** Start SOURCE RECORDS **

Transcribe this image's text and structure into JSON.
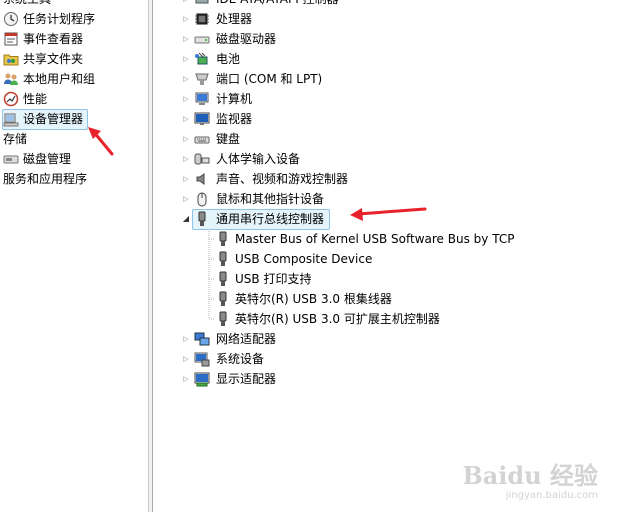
{
  "left_pane": {
    "items": [
      {
        "label": "系统工具",
        "icon": "system-tools-icon"
      },
      {
        "label": "任务计划程序",
        "icon": "clock-icon"
      },
      {
        "label": "事件查看器",
        "icon": "event-viewer-icon"
      },
      {
        "label": "共享文件夹",
        "icon": "shared-folder-icon"
      },
      {
        "label": "本地用户和组",
        "icon": "users-icon"
      },
      {
        "label": "性能",
        "icon": "performance-icon"
      },
      {
        "label": "设备管理器",
        "icon": "device-manager-icon"
      },
      {
        "label": "存储",
        "icon": ""
      },
      {
        "label": "磁盘管理",
        "icon": "disk-management-icon"
      },
      {
        "label": "服务和应用程序",
        "icon": ""
      }
    ]
  },
  "device_tree": {
    "categories": [
      {
        "label": "IDE ATA/ATAPI 控制器",
        "icon": "ide-controller-icon"
      },
      {
        "label": "处理器",
        "icon": "processor-icon"
      },
      {
        "label": "磁盘驱动器",
        "icon": "disk-drive-icon"
      },
      {
        "label": "电池",
        "icon": "battery-icon"
      },
      {
        "label": "端口 (COM 和 LPT)",
        "icon": "port-icon"
      },
      {
        "label": "计算机",
        "icon": "computer-icon"
      },
      {
        "label": "监视器",
        "icon": "monitor-icon"
      },
      {
        "label": "键盘",
        "icon": "keyboard-icon"
      },
      {
        "label": "人体学输入设备",
        "icon": "hid-icon"
      },
      {
        "label": "声音、视频和游戏控制器",
        "icon": "speaker-icon"
      },
      {
        "label": "鼠标和其他指针设备",
        "icon": "mouse-icon"
      },
      {
        "label": "通用串行总线控制器",
        "icon": "usb-icon",
        "expanded": true
      },
      {
        "label": "网络适配器",
        "icon": "network-icon"
      },
      {
        "label": "系统设备",
        "icon": "system-device-icon"
      },
      {
        "label": "显示适配器",
        "icon": "display-adapter-icon"
      }
    ],
    "usb_children": [
      {
        "label": "Master Bus of Kernel USB Software Bus by TCP",
        "icon": "usb-plug-icon"
      },
      {
        "label": "USB Composite Device",
        "icon": "usb-plug-icon"
      },
      {
        "label": "USB 打印支持",
        "icon": "usb-plug-icon"
      },
      {
        "label": "英特尔(R) USB 3.0 根集线器",
        "icon": "usb-plug-icon"
      },
      {
        "label": "英特尔(R) USB 3.0 可扩展主机控制器",
        "icon": "usb-plug-icon"
      }
    ]
  },
  "annotation_color": "#e8222a",
  "watermark": {
    "logo": "Baidu 经验",
    "url": "jingyan.baidu.com"
  }
}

** End SOURCE RECORDS **

• **TASK**
Search the lines above for the string "disk", then show every one that has it.

• **COMPLETE RESPONSE**
        "icon": "disk-management-icon"
        "icon": "disk-drive-icon"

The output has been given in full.